--- Start DATA ---

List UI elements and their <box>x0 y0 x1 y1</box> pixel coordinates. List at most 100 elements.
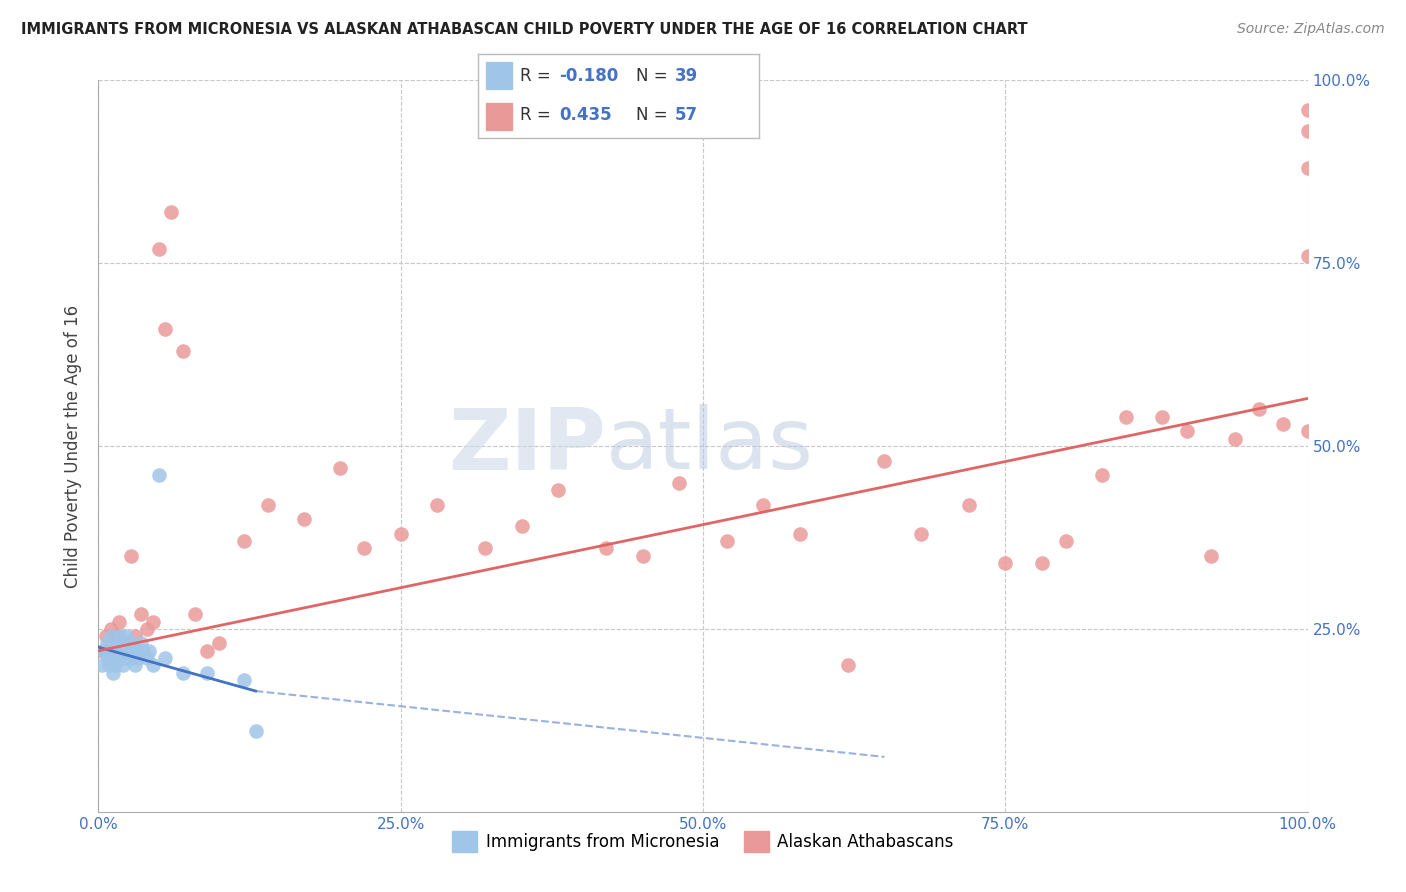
Point <box>595 541 617 556</box>
Point <box>873 453 896 467</box>
Point <box>1249 402 1271 417</box>
Text: 57: 57 <box>675 106 697 124</box>
Text: 0.435: 0.435 <box>560 106 612 124</box>
Point <box>195 644 218 658</box>
Point <box>1091 468 1114 483</box>
Point <box>107 651 129 665</box>
Point <box>98 658 121 673</box>
Point <box>208 636 231 650</box>
Y-axis label: Child Poverty Under the Age of 16: Child Poverty Under the Age of 16 <box>65 304 83 588</box>
Point <box>184 607 207 622</box>
Point <box>510 519 533 533</box>
Point <box>111 644 134 658</box>
Point <box>115 629 138 643</box>
Bar <box>486 62 512 89</box>
Point <box>789 526 811 541</box>
Point <box>474 541 496 556</box>
Text: R =: R = <box>520 68 557 86</box>
Point <box>232 673 254 687</box>
Point <box>100 629 122 643</box>
Point <box>910 526 932 541</box>
Point <box>1223 432 1246 446</box>
Text: N =: N = <box>636 106 672 124</box>
Point <box>1296 425 1319 439</box>
Point <box>957 498 980 512</box>
Point <box>118 651 141 665</box>
Point <box>1296 249 1319 263</box>
Point <box>97 651 120 665</box>
Point <box>132 644 155 658</box>
Point <box>129 607 152 622</box>
Point <box>111 658 134 673</box>
Point <box>117 636 139 650</box>
Point <box>91 644 114 658</box>
Point <box>112 636 135 650</box>
Text: IMMIGRANTS FROM MICRONESIA VS ALASKAN ATHABASCAN CHILD POVERTY UNDER THE AGE OF : IMMIGRANTS FROM MICRONESIA VS ALASKAN AT… <box>21 22 1028 37</box>
Bar <box>486 103 512 130</box>
Point <box>153 651 176 665</box>
Text: atlas: atlas <box>606 404 814 488</box>
Point <box>124 658 146 673</box>
Point <box>716 534 738 549</box>
Point <box>94 629 117 643</box>
Point <box>195 665 218 680</box>
Point <box>125 644 148 658</box>
Point <box>752 498 775 512</box>
Text: Source: ZipAtlas.com: Source: ZipAtlas.com <box>1237 22 1385 37</box>
Legend: Immigrants from Micronesia, Alaskan Athabascans: Immigrants from Micronesia, Alaskan Atha… <box>446 824 960 858</box>
Point <box>94 644 117 658</box>
Text: R =: R = <box>520 106 557 124</box>
Point <box>108 644 131 658</box>
Point <box>329 461 352 475</box>
Point <box>1152 409 1174 424</box>
Point <box>245 724 267 739</box>
Point <box>1272 417 1295 431</box>
Point <box>127 651 149 665</box>
Point <box>100 651 122 665</box>
Text: ZIP: ZIP <box>449 404 606 488</box>
Point <box>547 483 569 497</box>
Point <box>100 644 122 658</box>
Point <box>148 468 170 483</box>
Point <box>153 322 176 336</box>
Point <box>135 622 157 636</box>
Point <box>114 651 136 665</box>
Point <box>668 475 690 490</box>
Point <box>994 556 1017 570</box>
Text: N =: N = <box>636 68 672 86</box>
Point <box>124 629 146 643</box>
Point <box>100 622 122 636</box>
Point <box>111 644 134 658</box>
Point <box>103 644 125 658</box>
Point <box>91 658 114 673</box>
Point <box>120 636 142 650</box>
Point <box>142 658 165 673</box>
Point <box>105 636 128 650</box>
Point <box>1296 103 1319 117</box>
Point <box>1031 556 1053 570</box>
Point <box>631 549 654 563</box>
Point <box>129 636 152 650</box>
Point <box>353 541 375 556</box>
Point <box>837 658 859 673</box>
Point <box>108 629 131 643</box>
Point <box>96 636 118 650</box>
Point <box>160 205 183 219</box>
Point <box>172 343 194 358</box>
Point <box>172 665 194 680</box>
Point <box>148 242 170 256</box>
Point <box>105 629 128 643</box>
Point <box>1175 425 1198 439</box>
Point <box>256 498 278 512</box>
Point <box>93 644 115 658</box>
Point <box>1054 534 1077 549</box>
Point <box>426 498 449 512</box>
Point <box>110 651 132 665</box>
Text: 39: 39 <box>675 68 699 86</box>
Point <box>104 658 127 673</box>
Point <box>1115 409 1137 424</box>
Point <box>97 644 120 658</box>
Point <box>120 549 142 563</box>
Point <box>108 615 131 629</box>
Point <box>232 534 254 549</box>
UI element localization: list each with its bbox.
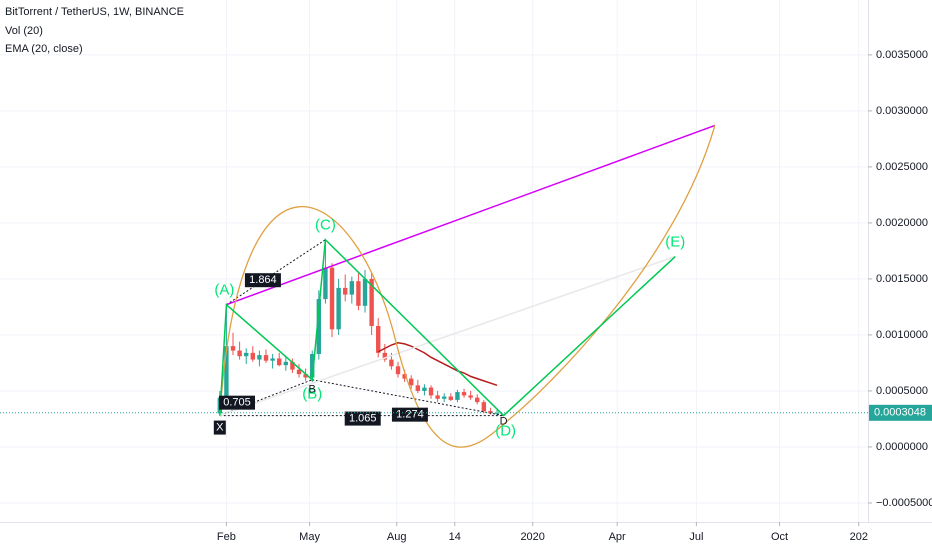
candle-body: [428, 387, 434, 396]
y-tick-label: 0.0015000: [876, 273, 928, 285]
last-price-label: 0.0003048: [874, 407, 926, 419]
y-tick-label: 0.0010000: [876, 329, 928, 341]
trend-line: [226, 124, 716, 306]
projection-curve: [219, 125, 716, 448]
candle-body: [296, 369, 302, 375]
candle-body: [343, 287, 348, 295]
pattern-line: [219, 238, 676, 417]
ratio-label-bg: [219, 395, 256, 410]
x-tick-label: 14: [449, 531, 461, 543]
candle-body: [290, 361, 295, 370]
candle-body: [270, 358, 275, 361]
candle-body: [349, 281, 355, 295]
candle-body: [329, 267, 335, 330]
y-tick-label: 0.0030000: [876, 105, 928, 117]
candle-body: [382, 352, 388, 360]
x-tick-label: Oct: [771, 531, 788, 543]
x-tick-label: May: [299, 531, 320, 543]
candle-body: [263, 355, 269, 361]
last-price-bg: [869, 404, 932, 421]
x-tick-label: Jul: [689, 531, 703, 543]
candle-body: [481, 402, 487, 412]
candle-body: [409, 378, 414, 386]
candle-body: [362, 278, 368, 306]
candle-body: [442, 396, 447, 399]
candle-body: [257, 355, 262, 360]
x-tick-label: 2020: [520, 531, 544, 543]
point-label: (E): [665, 233, 685, 250]
x-tick-label: 202: [850, 531, 868, 543]
x-tick-label: Feb: [217, 531, 236, 543]
ema-line: [377, 342, 498, 387]
candle-body: [250, 352, 256, 360]
candle-body: [336, 287, 341, 330]
ratio-label-bg: [391, 407, 428, 422]
axes: 0.0035000 0.0030000 0.0025000 0.0020000 0.00…: [217, 49, 932, 543]
ratio-label-bg: [244, 273, 281, 288]
ratio-line: [312, 379, 504, 417]
candle-body: [395, 366, 401, 375]
point-label: (A): [214, 282, 234, 299]
candle-body: [356, 281, 361, 306]
ratio-label: 1.274: [396, 409, 424, 421]
candle-body: [455, 392, 460, 400]
candle-body: [230, 346, 236, 351]
candle-body: [475, 397, 480, 403]
candle-body: [402, 374, 407, 379]
candle-body: [316, 299, 322, 354]
ratio-label-bg: [344, 411, 381, 426]
x-tick-label: Aug: [387, 531, 407, 543]
candle-body: [369, 278, 374, 326]
indicator-label: EMA (20, close): [5, 43, 83, 55]
ratio-label: 0.705: [223, 397, 251, 409]
candle-body: [224, 346, 229, 398]
candle-body: [283, 361, 289, 366]
grid: [0, 0, 868, 522]
point-label: (B): [302, 386, 322, 403]
overlay: X (A) (B) (C) (D) (E) B D 1.864 0.705 1.274 1.065: [0, 124, 868, 448]
point-label: (C): [315, 217, 336, 234]
point-mark: D: [500, 415, 508, 427]
point-label-bg: [213, 420, 226, 435]
y-tick-label: 0.0020000: [876, 217, 928, 229]
trend-line: [219, 255, 676, 417]
ratio-label: 1.065: [349, 412, 377, 424]
candle-body: [461, 392, 467, 396]
candle-body: [244, 352, 249, 357]
x-tick-label: Apr: [609, 531, 626, 543]
y-tick-label: 0.0025000: [876, 161, 928, 173]
point-label: X: [216, 421, 224, 433]
ratio-label: 1.864: [249, 274, 277, 286]
y-tick-label: −0.0005000: [876, 497, 932, 509]
plot: [217, 239, 500, 416]
candle-body: [422, 387, 427, 391]
candle-body: [310, 353, 315, 378]
y-tick-label: 0.0005000: [876, 385, 928, 397]
point-label: (D): [495, 423, 516, 440]
candle-body: [376, 325, 381, 353]
indicator-label: Vol (20): [5, 25, 43, 37]
candle-body: [435, 395, 440, 399]
candle-body: [237, 350, 242, 357]
candle-body: [448, 396, 454, 400]
y-tick-label: 0.0035000: [876, 49, 928, 61]
candle-body: [468, 395, 473, 398]
candle-body: [488, 411, 493, 414]
candle-body: [494, 412, 500, 414]
point-mark: B: [309, 384, 316, 396]
candle-body: [389, 359, 394, 367]
candle-body: [323, 267, 328, 300]
candle-body: [415, 385, 421, 391]
candle-body: [303, 374, 308, 378]
y-tick-label: 0.0000000: [876, 441, 928, 453]
candle-body: [277, 358, 282, 366]
chart-title: BitTorrent / TetherUS, 1W, BINANCE: [5, 6, 184, 18]
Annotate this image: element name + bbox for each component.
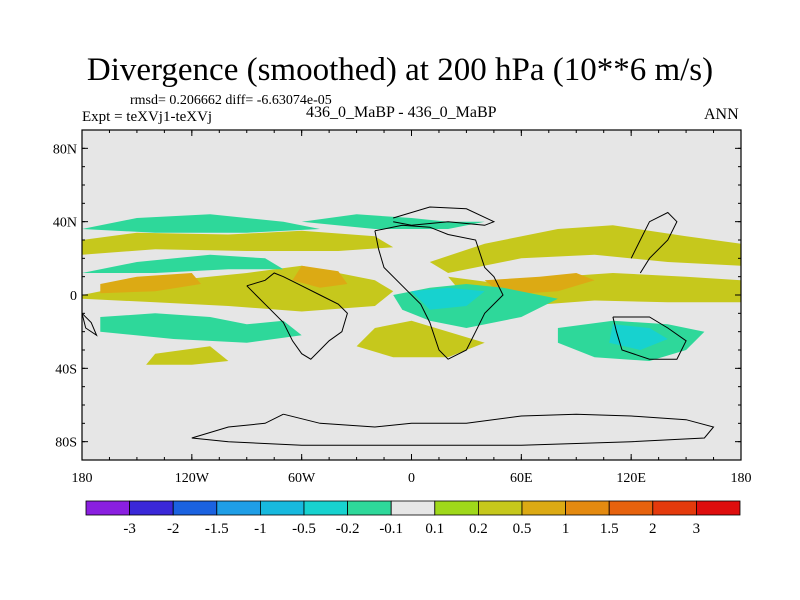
coastline-3	[630, 211, 678, 274]
y-tick-label-2: 0	[70, 289, 77, 304]
divergence-region-7	[356, 320, 485, 358]
colorbar-swatch-3	[216, 500, 261, 516]
experiment-label: Expt = teXVj1-teXVj	[82, 109, 213, 125]
colorbar-label-11: 1.5	[600, 521, 619, 537]
colorbar-swatch-12	[608, 500, 654, 516]
y-tick-label-1: 40N	[53, 216, 77, 231]
coastline-1	[374, 224, 504, 360]
colorbar-label-6: -0.1	[379, 521, 403, 537]
y-tick-label-3: 40S	[55, 362, 77, 377]
colorbar-swatch-1	[129, 500, 174, 516]
colorbar-label-4: -0.5	[292, 521, 316, 537]
divergence-region-6	[484, 273, 595, 295]
axis-layer: 180 120W 60W 0 60E 120E 180 80N 40N 0 40S 80S	[53, 129, 752, 486]
colorbar-label-0: -3	[123, 521, 136, 537]
x-tick-label-4: 60E	[510, 471, 533, 486]
colorbar-label-1: -2	[167, 521, 180, 537]
x-tick-label-3: 0	[408, 471, 415, 486]
colorbar-layer: -3 -2 -1.5 -1 -0.5 -0.2 -0.1 0.1 0.2 0.5 1 1.5 2 3	[85, 500, 741, 537]
colorbar-label-3: -1	[254, 521, 267, 537]
coastline-6	[81, 312, 98, 337]
rmsd-stats: rmsd= 0.206662 diff= -6.63074e-05	[130, 93, 332, 108]
colorbar-label-9: 0.5	[513, 521, 532, 537]
colorbar-label-13: 3	[693, 521, 701, 537]
x-tick-label-5: 120E	[616, 471, 646, 486]
x-tick-label-1: 120W	[175, 471, 210, 486]
colorbar-swatch-4	[259, 500, 305, 516]
colorbar-swatch-13	[652, 500, 697, 516]
colorbar-label-2: -1.5	[205, 521, 229, 537]
colorbar-swatch-9	[477, 500, 523, 516]
y-tick-label-4: 80S	[55, 436, 77, 451]
y-tick-label-0: 80N	[53, 142, 77, 157]
colorbar-label-12: 2	[649, 521, 657, 537]
divergence-region-12	[82, 254, 284, 273]
divergence-region-1	[100, 273, 201, 294]
colorbar-swatch-8	[434, 500, 479, 516]
colorbar-swatch-7	[390, 500, 436, 516]
period-label: 436_0_MaBP - 436_0_MaBP	[306, 104, 497, 121]
colorbar-label-8: 0.2	[469, 521, 488, 537]
coastline-2	[393, 206, 496, 226]
coastline-5	[191, 413, 715, 446]
colorbar-swatch-0	[85, 500, 130, 516]
map-layer	[81, 130, 741, 460]
colorbar-swatch-11	[565, 500, 610, 516]
divergence-region-4	[429, 225, 741, 273]
divergence-region-11	[100, 313, 302, 343]
colorbar-swatch-14	[696, 500, 741, 516]
colorbar-label-10: 1	[562, 521, 570, 537]
x-tick-label-0: 180	[72, 471, 93, 486]
divergence-region-13	[82, 214, 320, 233]
divergence-region-15	[609, 324, 668, 350]
x-tick-label-6: 180	[731, 471, 752, 486]
divergence-region-10	[411, 287, 485, 310]
colorbar-swatch-6	[347, 500, 392, 516]
colorbar-label-7: 0.1	[425, 521, 444, 537]
colorbar-swatch-10	[521, 500, 566, 516]
chart-title: Divergence (smoothed) at 200 hPa (10**6 …	[86, 52, 714, 88]
divergence-region-2	[292, 265, 348, 288]
divergence-region-16	[301, 214, 485, 229]
colorbar-swatch-2	[172, 500, 218, 516]
season-label: ANN	[704, 106, 739, 123]
colorbar-label-5: -0.2	[336, 521, 360, 537]
divergence-region-8	[146, 346, 229, 365]
divergence-region-3	[82, 230, 394, 255]
coastline-0	[246, 272, 348, 360]
colorbar-swatch-5	[303, 500, 348, 516]
coastline-4	[612, 316, 687, 360]
x-tick-label-2: 60W	[288, 471, 316, 486]
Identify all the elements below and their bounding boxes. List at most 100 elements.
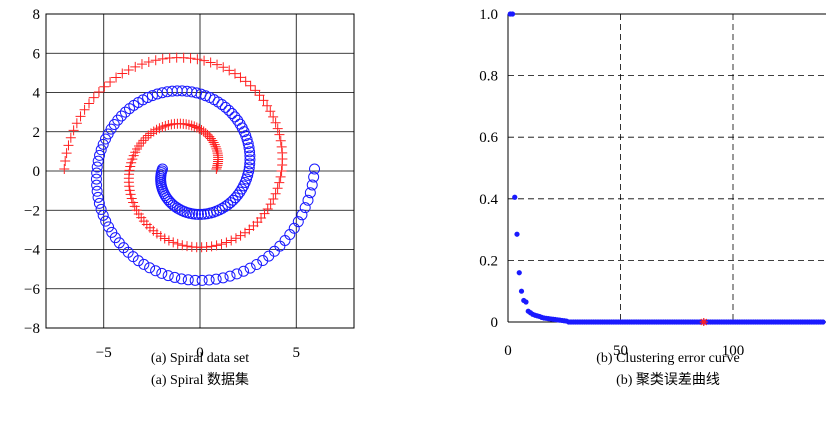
circle-marker (174, 203, 186, 215)
circle-marker (91, 161, 103, 173)
circle-marker (229, 111, 241, 123)
plus-marker (145, 128, 156, 139)
plus-marker (157, 121, 168, 132)
red-star-marker (699, 318, 708, 326)
plus-marker (60, 156, 71, 167)
plus-marker (163, 235, 174, 246)
plus-marker (61, 148, 72, 159)
plus-marker (262, 100, 273, 111)
circle-marker (92, 191, 104, 203)
plus-marker (129, 201, 140, 212)
circle-marker (95, 203, 107, 215)
plus-marker (65, 132, 76, 143)
plus-marker (125, 189, 136, 200)
plus-marker (274, 177, 285, 188)
spiral-y-tick-label: 2 (33, 125, 41, 141)
circle-marker (288, 222, 300, 234)
circle-marker (100, 215, 112, 227)
error-y-tick-label: 0.8 (479, 69, 498, 85)
circle-marker (94, 149, 106, 161)
plus-marker (189, 121, 200, 132)
plus-marker (268, 111, 279, 122)
plus-marker (199, 55, 210, 66)
spiral-y-tick-label: 4 (33, 86, 41, 102)
plus-marker (226, 235, 237, 246)
circle-marker (156, 267, 168, 279)
circle-marker (124, 103, 136, 115)
circle-marker (229, 192, 241, 204)
plus-marker (155, 231, 166, 242)
circle-marker (196, 274, 208, 286)
plus-marker (268, 194, 279, 205)
spiral-x-tick-label: 0 (196, 345, 204, 361)
plus-marker (151, 124, 162, 135)
plus-marker (143, 130, 154, 141)
circle-marker (93, 197, 105, 209)
plus-marker (274, 129, 285, 140)
error-dot (518, 288, 525, 294)
error-grid (508, 14, 826, 322)
star-marker (699, 318, 708, 326)
plus-marker (221, 237, 232, 248)
circle-marker (244, 262, 256, 274)
circle-marker (296, 209, 308, 221)
circle-marker (192, 208, 204, 220)
circle-marker (244, 146, 256, 158)
circle-marker (224, 270, 236, 282)
plus-marker (143, 56, 154, 67)
plus-marker (123, 64, 134, 75)
spiral-x-tick-label: −5 (96, 345, 112, 361)
plus-marker (128, 197, 139, 208)
spiral-grid (46, 14, 354, 328)
circle-marker (302, 194, 314, 206)
circle-marker (234, 118, 246, 130)
error-dot (512, 194, 518, 200)
circle-marker (223, 104, 235, 116)
error-x-tick-label: 0 (504, 343, 512, 359)
circle-marker (119, 106, 131, 118)
circle-marker (232, 189, 244, 201)
circle-marker (162, 270, 174, 282)
circle-marker (95, 144, 107, 156)
spiral-y-tick-label: −8 (24, 321, 40, 337)
circle-marker (132, 255, 144, 267)
caption-a-chinese: (a) Spiral 数据集 (151, 373, 249, 388)
circle-marker (151, 88, 163, 100)
circle-marker (244, 150, 256, 162)
spiral-y-tick-label: 8 (33, 7, 41, 23)
plus-marker (111, 72, 122, 83)
plus-marker (183, 119, 194, 130)
error-dot (516, 270, 522, 276)
circle-marker (195, 208, 207, 220)
error-x-tick-label: 50 (613, 343, 628, 359)
circle-marker (226, 108, 238, 120)
circle-marker (100, 133, 112, 145)
plus-marker (88, 92, 99, 103)
plus-marker (211, 240, 222, 251)
circle-marker (304, 187, 316, 199)
spiral-ticks: −5 0 5 −8 −6 −4 −2 0 2 4 6 8 (24, 7, 300, 361)
plus-marker (210, 141, 221, 152)
error-dot (514, 231, 520, 237)
error-y-tick-label: 0.4 (479, 192, 498, 208)
error-x-tick-label: 100 (722, 343, 745, 359)
plus-marker (140, 132, 151, 143)
circle-marker (242, 169, 254, 181)
circle-marker (156, 87, 168, 99)
circle-marker (251, 259, 263, 271)
plus-marker (250, 85, 261, 96)
plus-marker (164, 53, 175, 64)
plus-marker (275, 171, 286, 182)
plus-marker (258, 95, 269, 106)
plus-marker (136, 138, 147, 149)
plus-marker (276, 166, 287, 177)
plus-marker (230, 233, 241, 244)
plus-marker (265, 106, 276, 117)
error-ticks: 0 50 100 0 0.2 0.4 0.6 0.8 1.0 (479, 7, 744, 359)
plus-marker (209, 139, 220, 150)
plus-marker (245, 80, 256, 91)
plus-marker (182, 241, 193, 252)
circle-marker (150, 265, 162, 277)
plus-marker (68, 125, 79, 136)
blue-circle-series (90, 85, 321, 286)
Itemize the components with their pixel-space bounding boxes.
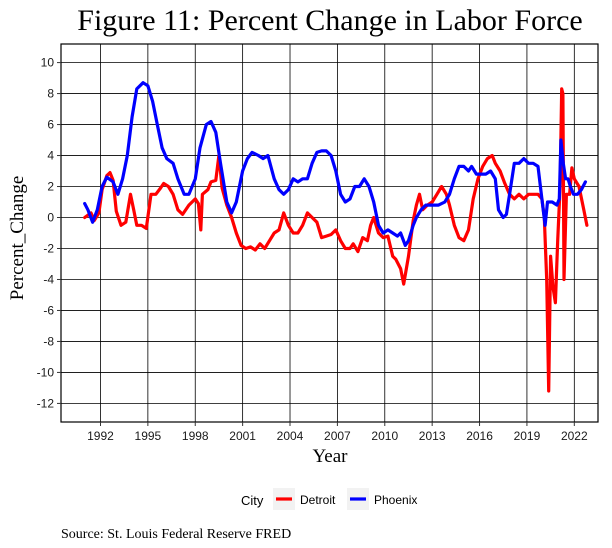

--- End DATA ---

**TASK REQUIREMENTS**
Quote the stretch of lines from the one containing "circle-marker (174, 203, 186, 215)" through the one containing "error-y-tick-label: 0.8 (479, 69, 498, 85)", both included, with nothing changed.

**FULL OUTPUT**
circle-marker (174, 203, 186, 215)
circle-marker (91, 161, 103, 173)
circle-marker (229, 111, 241, 123)
plus-marker (145, 128, 156, 139)
plus-marker (157, 121, 168, 132)
red-star-marker (699, 318, 708, 326)
plus-marker (60, 156, 71, 167)
plus-marker (163, 235, 174, 246)
plus-marker (61, 148, 72, 159)
plus-marker (262, 100, 273, 111)
circle-marker (92, 191, 104, 203)
plus-marker (129, 201, 140, 212)
circle-marker (95, 203, 107, 215)
plus-marker (65, 132, 76, 143)
plus-marker (125, 189, 136, 200)
plus-marker (274, 177, 285, 188)
spiral-y-tick-label: 2 (33, 125, 41, 141)
circle-marker (288, 222, 300, 234)
circle-marker (100, 215, 112, 227)
error-y-tick-label: 0.8 (479, 69, 498, 85)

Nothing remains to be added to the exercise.